Type out the data exactly as given. Skip any image.

RECORDED INFORMATION >>
-----
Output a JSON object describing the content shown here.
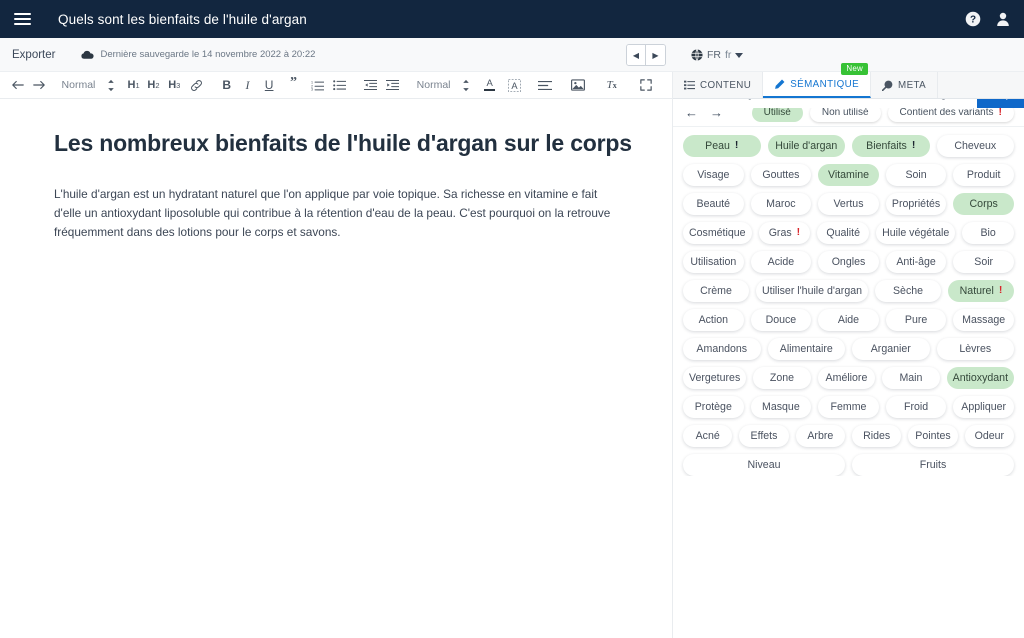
{
  "navbar": {
    "title": "Quels sont les bienfaits de l'huile d'argan",
    "menu_icon": "hamburger-icon",
    "help_icon": "help-circle-icon",
    "user_icon": "user-account-icon"
  },
  "subbar": {
    "export_label": "Exporter",
    "save_status": "Dernière sauvegarde le 14 novembre 2022 à 20:22",
    "cloud_icon": "cloud-icon",
    "prev_label": "◀",
    "next_label": "▶",
    "language_code": "FR",
    "language_sub": "fr",
    "globe_icon": "globe-icon",
    "search_value": "Quels sont les bienfaits de l'huile d'argan",
    "search_placeholder": "Quels sont les bienfaits de l'huile d'argan",
    "search_icon": "magnifier-icon"
  },
  "toolbar": {
    "undo_label": "←",
    "redo_label": "→",
    "style_label": "Normal",
    "h1_label": "H1",
    "h2_label": "H2",
    "h3_label": "H3",
    "link_icon": "link-icon",
    "bold_label": "B",
    "italic_label": "I",
    "underline_label": "U",
    "quote_label": "”",
    "ordered_list_icon": "ordered-list-icon",
    "bullet_list_icon": "bullet-list-icon",
    "outdent_icon": "outdent-icon",
    "indent_icon": "indent-icon",
    "font_label": "Normal",
    "text_color_label": "A",
    "highlight_label": "A",
    "align_icon": "align-icon",
    "image_icon": "image-icon",
    "clear_format_label": "Tx",
    "fullscreen_icon": "expand-icon"
  },
  "document": {
    "heading": "Les nombreux bienfaits de l'huile d'argan sur le corps",
    "paragraph": "L'huile d'argan est un hydratant naturel que l'on applique par voie topique. Sa richesse en vitamine e fait d'elle un antioxydant liposoluble qui contribue à la rétention d'eau de la peau. C'est pourquoi on la retrouve fréquemment dans des lotions pour le corps et savons."
  },
  "side_panel": {
    "tabs": [
      {
        "label": "CONTENU",
        "icon": "list-icon",
        "active": false,
        "badge": null
      },
      {
        "label": "SÉMANTIQUE",
        "icon": "pencil-icon",
        "active": true,
        "badge": "New"
      },
      {
        "label": "META",
        "icon": "comet-icon",
        "active": false,
        "badge": null
      }
    ],
    "filters": {
      "back_label": "←",
      "forward_label": "→",
      "pills": [
        {
          "label": "Utilisé",
          "active": true,
          "bang": false
        },
        {
          "label": "Non utilisé",
          "active": false,
          "bang": false
        },
        {
          "label": "Contient des variants",
          "active": false,
          "bang": true
        }
      ]
    },
    "accent_green": "#c9e8ca",
    "accent_blue": "#1476d1",
    "bang_red": "#d8272c",
    "tag_rows": [
      [
        {
          "label": "Peau",
          "active": true,
          "bang": "dark"
        },
        {
          "label": "Huile d'argan",
          "active": true,
          "bang": null
        },
        {
          "label": "Bienfaits",
          "active": true,
          "bang": "dark"
        },
        {
          "label": "Cheveux",
          "active": false,
          "bang": null
        }
      ],
      [
        {
          "label": "Visage",
          "active": false,
          "bang": null
        },
        {
          "label": "Gouttes",
          "active": false,
          "bang": null
        },
        {
          "label": "Vitamine",
          "active": true,
          "bang": null
        },
        {
          "label": "Soin",
          "active": false,
          "bang": null
        },
        {
          "label": "Produit",
          "active": false,
          "bang": null
        }
      ],
      [
        {
          "label": "Beauté",
          "active": false,
          "bang": null
        },
        {
          "label": "Maroc",
          "active": false,
          "bang": null
        },
        {
          "label": "Vertus",
          "active": false,
          "bang": null
        },
        {
          "label": "Propriétés",
          "active": false,
          "bang": null
        },
        {
          "label": "Corps",
          "active": true,
          "bang": null
        }
      ],
      [
        {
          "label": "Cosmétique",
          "active": false,
          "bang": null
        },
        {
          "label": "Gras",
          "active": false,
          "bang": "red"
        },
        {
          "label": "Qualité",
          "active": false,
          "bang": null
        },
        {
          "label": "Huile végétale",
          "active": false,
          "bang": null
        },
        {
          "label": "Bio",
          "active": false,
          "bang": null
        }
      ],
      [
        {
          "label": "Utilisation",
          "active": false,
          "bang": null
        },
        {
          "label": "Acide",
          "active": false,
          "bang": null
        },
        {
          "label": "Ongles",
          "active": false,
          "bang": null
        },
        {
          "label": "Anti-âge",
          "active": false,
          "bang": null
        },
        {
          "label": "Soir",
          "active": false,
          "bang": null
        }
      ],
      [
        {
          "label": "Crème",
          "active": false,
          "bang": null
        },
        {
          "label": "Utiliser l'huile d'argan",
          "active": false,
          "bang": null
        },
        {
          "label": "Sèche",
          "active": false,
          "bang": null
        },
        {
          "label": "Naturel",
          "active": true,
          "bang": "red"
        }
      ],
      [
        {
          "label": "Action",
          "active": false,
          "bang": null
        },
        {
          "label": "Douce",
          "active": false,
          "bang": null
        },
        {
          "label": "Aide",
          "active": false,
          "bang": null
        },
        {
          "label": "Pure",
          "active": false,
          "bang": null
        },
        {
          "label": "Massage",
          "active": false,
          "bang": null
        }
      ],
      [
        {
          "label": "Amandons",
          "active": false,
          "bang": null
        },
        {
          "label": "Alimentaire",
          "active": false,
          "bang": null
        },
        {
          "label": "Arganier",
          "active": false,
          "bang": null
        },
        {
          "label": "Lèvres",
          "active": false,
          "bang": null
        }
      ],
      [
        {
          "label": "Vergetures",
          "active": false,
          "bang": null
        },
        {
          "label": "Zone",
          "active": false,
          "bang": null
        },
        {
          "label": "Améliore",
          "active": false,
          "bang": null
        },
        {
          "label": "Main",
          "active": false,
          "bang": null
        },
        {
          "label": "Antioxydant",
          "active": true,
          "bang": null
        }
      ],
      [
        {
          "label": "Protège",
          "active": false,
          "bang": null
        },
        {
          "label": "Masque",
          "active": false,
          "bang": null
        },
        {
          "label": "Femme",
          "active": false,
          "bang": null
        },
        {
          "label": "Froid",
          "active": false,
          "bang": null
        },
        {
          "label": "Appliquer",
          "active": false,
          "bang": null
        }
      ],
      [
        {
          "label": "Acné",
          "active": false,
          "bang": null
        },
        {
          "label": "Effets",
          "active": false,
          "bang": null
        },
        {
          "label": "Arbre",
          "active": false,
          "bang": null
        },
        {
          "label": "Rides",
          "active": false,
          "bang": null
        },
        {
          "label": "Pointes",
          "active": false,
          "bang": null
        },
        {
          "label": "Odeur",
          "active": false,
          "bang": null
        }
      ],
      [
        {
          "label": "Niveau",
          "active": false,
          "bang": null
        },
        {
          "label": "Fruits",
          "active": false,
          "bang": null
        }
      ]
    ]
  }
}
-----
RESULT OF THIS TASK >>
Output a JSON object describing the content shown here.
{
  "navbar": {
    "title": "Quels sont les bienfaits de l'huile d'argan",
    "menu_icon": "hamburger-icon",
    "help_icon": "help-circle-icon",
    "user_icon": "user-account-icon"
  },
  "subbar": {
    "export_label": "Exporter",
    "save_status": "Dernière sauvegarde le 14 novembre 2022 à 20:22",
    "cloud_icon": "cloud-icon",
    "prev_label": "◀",
    "next_label": "▶",
    "language_code": "FR",
    "language_sub": "fr",
    "globe_icon": "globe-icon",
    "search_value": "Quels sont les bienfaits de l'huile d'argan",
    "search_placeholder": "Quels sont les bienfaits de l'huile d'argan",
    "search_icon": "magnifier-icon"
  },
  "toolbar": {
    "undo_label": "←",
    "redo_label": "→",
    "style_label": "Normal",
    "h1_label": "H1",
    "h2_label": "H2",
    "h3_label": "H3",
    "link_icon": "link-icon",
    "bold_label": "B",
    "italic_label": "I",
    "underline_label": "U",
    "quote_label": "”",
    "ordered_list_icon": "ordered-list-icon",
    "bullet_list_icon": "bullet-list-icon",
    "outdent_icon": "outdent-icon",
    "indent_icon": "indent-icon",
    "font_label": "Normal",
    "text_color_label": "A",
    "highlight_label": "A",
    "align_icon": "align-icon",
    "image_icon": "image-icon",
    "clear_format_label": "Tx",
    "fullscreen_icon": "expand-icon"
  },
  "document": {
    "heading": "Les nombreux bienfaits de l'huile d'argan sur le corps",
    "paragraph": "L'huile d'argan est un hydratant naturel que l'on applique par voie topique. Sa richesse en vitamine e fait d'elle un antioxydant liposoluble qui contribue à la rétention d'eau de la peau. C'est pourquoi on la retrouve fréquemment dans des lotions pour le corps et savons."
  },
  "side_panel": {
    "tabs": [
      {
        "label": "CONTENU",
        "icon": "list-icon",
        "active": false,
        "badge": null
      },
      {
        "label": "SÉMANTIQUE",
        "icon": "pencil-icon",
        "active": true,
        "badge": "New"
      },
      {
        "label": "META",
        "icon": "comet-icon",
        "active": false,
        "badge": null
      }
    ],
    "filters": {
      "back_label": "←",
      "forward_label": "→",
      "pills": [
        {
          "label": "Utilisé",
          "active": true,
          "bang": false
        },
        {
          "label": "Non utilisé",
          "active": false,
          "bang": false
        },
        {
          "label": "Contient des variants",
          "active": false,
          "bang": true
        }
      ]
    },
    "accent_green": "#c9e8ca",
    "accent_blue": "#1476d1",
    "bang_red": "#d8272c",
    "tag_rows": [
      [
        {
          "label": "Peau",
          "active": true,
          "bang": "dark"
        },
        {
          "label": "Huile d'argan",
          "active": true,
          "bang": null
        },
        {
          "label": "Bienfaits",
          "active": true,
          "bang": "dark"
        },
        {
          "label": "Cheveux",
          "active": false,
          "bang": null
        }
      ],
      [
        {
          "label": "Visage",
          "active": false,
          "bang": null
        },
        {
          "label": "Gouttes",
          "active": false,
          "bang": null
        },
        {
          "label": "Vitamine",
          "active": true,
          "bang": null
        },
        {
          "label": "Soin",
          "active": false,
          "bang": null
        },
        {
          "label": "Produit",
          "active": false,
          "bang": null
        }
      ],
      [
        {
          "label": "Beauté",
          "active": false,
          "bang": null
        },
        {
          "label": "Maroc",
          "active": false,
          "bang": null
        },
        {
          "label": "Vertus",
          "active": false,
          "bang": null
        },
        {
          "label": "Propriétés",
          "active": false,
          "bang": null
        },
        {
          "label": "Corps",
          "active": true,
          "bang": null
        }
      ],
      [
        {
          "label": "Cosmétique",
          "active": false,
          "bang": null
        },
        {
          "label": "Gras",
          "active": false,
          "bang": "red"
        },
        {
          "label": "Qualité",
          "active": false,
          "bang": null
        },
        {
          "label": "Huile végétale",
          "active": false,
          "bang": null
        },
        {
          "label": "Bio",
          "active": false,
          "bang": null
        }
      ],
      [
        {
          "label": "Utilisation",
          "active": false,
          "bang": null
        },
        {
          "label": "Acide",
          "active": false,
          "bang": null
        },
        {
          "label": "Ongles",
          "active": false,
          "bang": null
        },
        {
          "label": "Anti-âge",
          "active": false,
          "bang": null
        },
        {
          "label": "Soir",
          "active": false,
          "bang": null
        }
      ],
      [
        {
          "label": "Crème",
          "active": false,
          "bang": null
        },
        {
          "label": "Utiliser l'huile d'argan",
          "active": false,
          "bang": null
        },
        {
          "label": "Sèche",
          "active": false,
          "bang": null
        },
        {
          "label": "Naturel",
          "active": true,
          "bang": "red"
        }
      ],
      [
        {
          "label": "Action",
          "active": false,
          "bang": null
        },
        {
          "label": "Douce",
          "active": false,
          "bang": null
        },
        {
          "label": "Aide",
          "active": false,
          "bang": null
        },
        {
          "label": "Pure",
          "active": false,
          "bang": null
        },
        {
          "label": "Massage",
          "active": false,
          "bang": null
        }
      ],
      [
        {
          "label": "Amandons",
          "active": false,
          "bang": null
        },
        {
          "label": "Alimentaire",
          "active": false,
          "bang": null
        },
        {
          "label": "Arganier",
          "active": false,
          "bang": null
        },
        {
          "label": "Lèvres",
          "active": false,
          "bang": null
        }
      ],
      [
        {
          "label": "Vergetures",
          "active": false,
          "bang": null
        },
        {
          "label": "Zone",
          "active": false,
          "bang": null
        },
        {
          "label": "Améliore",
          "active": false,
          "bang": null
        },
        {
          "label": "Main",
          "active": false,
          "bang": null
        },
        {
          "label": "Antioxydant",
          "active": true,
          "bang": null
        }
      ],
      [
        {
          "label": "Protège",
          "active": false,
          "bang": null
        },
        {
          "label": "Masque",
          "active": false,
          "bang": null
        },
        {
          "label": "Femme",
          "active": false,
          "bang": null
        },
        {
          "label": "Froid",
          "active": false,
          "bang": null
        },
        {
          "label": "Appliquer",
          "active": false,
          "bang": null
        }
      ],
      [
        {
          "label": "Acné",
          "active": false,
          "bang": null
        },
        {
          "label": "Effets",
          "active": false,
          "bang": null
        },
        {
          "label": "Arbre",
          "active": false,
          "bang": null
        },
        {
          "label": "Rides",
          "active": false,
          "bang": null
        },
        {
          "label": "Pointes",
          "active": false,
          "bang": null
        },
        {
          "label": "Odeur",
          "active": false,
          "bang": null
        }
      ],
      [
        {
          "label": "Niveau",
          "active": false,
          "bang": null
        },
        {
          "label": "Fruits",
          "active": false,
          "bang": null
        }
      ]
    ]
  }
}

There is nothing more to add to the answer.